======== Input for this task ========

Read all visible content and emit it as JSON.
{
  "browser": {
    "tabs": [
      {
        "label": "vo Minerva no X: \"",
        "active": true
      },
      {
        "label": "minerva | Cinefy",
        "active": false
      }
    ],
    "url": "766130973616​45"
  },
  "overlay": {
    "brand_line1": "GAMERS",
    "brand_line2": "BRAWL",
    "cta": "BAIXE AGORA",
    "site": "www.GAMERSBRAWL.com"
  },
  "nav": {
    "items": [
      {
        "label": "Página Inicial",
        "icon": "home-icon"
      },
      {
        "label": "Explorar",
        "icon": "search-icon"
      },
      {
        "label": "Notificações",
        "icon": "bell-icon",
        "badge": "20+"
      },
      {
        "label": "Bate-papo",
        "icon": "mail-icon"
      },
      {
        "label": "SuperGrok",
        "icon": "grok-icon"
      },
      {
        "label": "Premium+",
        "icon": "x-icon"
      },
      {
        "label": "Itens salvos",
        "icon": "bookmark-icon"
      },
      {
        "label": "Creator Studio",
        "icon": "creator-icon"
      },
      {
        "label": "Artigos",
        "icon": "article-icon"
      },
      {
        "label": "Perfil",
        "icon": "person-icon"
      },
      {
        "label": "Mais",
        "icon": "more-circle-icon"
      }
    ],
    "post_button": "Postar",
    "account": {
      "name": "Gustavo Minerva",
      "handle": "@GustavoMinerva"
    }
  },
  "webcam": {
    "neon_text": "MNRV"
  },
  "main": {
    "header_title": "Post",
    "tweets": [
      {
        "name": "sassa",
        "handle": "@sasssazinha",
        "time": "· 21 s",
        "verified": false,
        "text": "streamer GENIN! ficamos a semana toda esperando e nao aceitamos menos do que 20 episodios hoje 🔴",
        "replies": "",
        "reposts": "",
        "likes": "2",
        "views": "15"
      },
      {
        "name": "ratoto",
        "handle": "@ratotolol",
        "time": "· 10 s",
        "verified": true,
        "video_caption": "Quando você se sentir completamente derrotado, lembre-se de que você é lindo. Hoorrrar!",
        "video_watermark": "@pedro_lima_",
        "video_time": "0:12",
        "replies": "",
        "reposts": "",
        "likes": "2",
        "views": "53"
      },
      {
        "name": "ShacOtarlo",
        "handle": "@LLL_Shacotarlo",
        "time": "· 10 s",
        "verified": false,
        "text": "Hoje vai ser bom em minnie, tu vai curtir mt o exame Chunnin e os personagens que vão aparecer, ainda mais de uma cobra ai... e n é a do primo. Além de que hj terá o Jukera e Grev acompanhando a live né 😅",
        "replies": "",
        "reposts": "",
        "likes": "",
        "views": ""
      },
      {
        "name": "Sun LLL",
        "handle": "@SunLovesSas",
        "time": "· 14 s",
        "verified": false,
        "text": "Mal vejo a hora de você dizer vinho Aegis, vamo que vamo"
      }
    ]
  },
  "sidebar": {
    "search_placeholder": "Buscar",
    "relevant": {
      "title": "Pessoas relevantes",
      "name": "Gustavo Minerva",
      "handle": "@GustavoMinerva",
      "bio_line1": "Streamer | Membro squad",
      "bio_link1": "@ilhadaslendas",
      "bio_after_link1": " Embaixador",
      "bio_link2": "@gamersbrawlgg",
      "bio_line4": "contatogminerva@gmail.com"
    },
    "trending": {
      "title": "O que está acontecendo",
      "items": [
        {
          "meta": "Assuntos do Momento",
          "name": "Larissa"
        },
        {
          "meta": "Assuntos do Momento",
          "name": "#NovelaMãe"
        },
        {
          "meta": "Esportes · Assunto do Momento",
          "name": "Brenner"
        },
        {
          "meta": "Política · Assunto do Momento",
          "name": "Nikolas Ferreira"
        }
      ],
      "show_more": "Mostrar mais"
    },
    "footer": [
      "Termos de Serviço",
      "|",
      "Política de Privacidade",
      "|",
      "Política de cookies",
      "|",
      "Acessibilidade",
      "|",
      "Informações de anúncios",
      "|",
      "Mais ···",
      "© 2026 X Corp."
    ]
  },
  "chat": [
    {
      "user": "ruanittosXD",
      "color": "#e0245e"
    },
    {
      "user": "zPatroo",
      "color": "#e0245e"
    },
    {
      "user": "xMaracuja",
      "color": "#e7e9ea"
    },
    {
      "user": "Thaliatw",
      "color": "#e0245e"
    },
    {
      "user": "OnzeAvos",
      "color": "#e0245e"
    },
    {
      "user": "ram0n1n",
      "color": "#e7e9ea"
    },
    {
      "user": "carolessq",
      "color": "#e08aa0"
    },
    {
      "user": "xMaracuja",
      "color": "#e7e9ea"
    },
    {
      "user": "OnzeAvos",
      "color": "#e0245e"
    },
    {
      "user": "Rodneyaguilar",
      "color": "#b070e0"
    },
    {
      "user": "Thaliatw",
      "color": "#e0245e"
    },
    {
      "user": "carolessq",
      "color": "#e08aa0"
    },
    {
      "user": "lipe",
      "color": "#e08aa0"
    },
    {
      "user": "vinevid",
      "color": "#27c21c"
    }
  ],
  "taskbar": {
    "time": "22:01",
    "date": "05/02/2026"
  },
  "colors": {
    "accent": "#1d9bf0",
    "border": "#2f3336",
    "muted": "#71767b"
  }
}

========

__What to do__:
Set out every line from the material that contains the string "meta".

__Exercise response__:
          "meta": "Assuntos do Momento",
          "meta": "Assuntos do Momento",
          "meta": "Esportes · Assunto do Momento",
          "meta": "Política · Assunto do Momento",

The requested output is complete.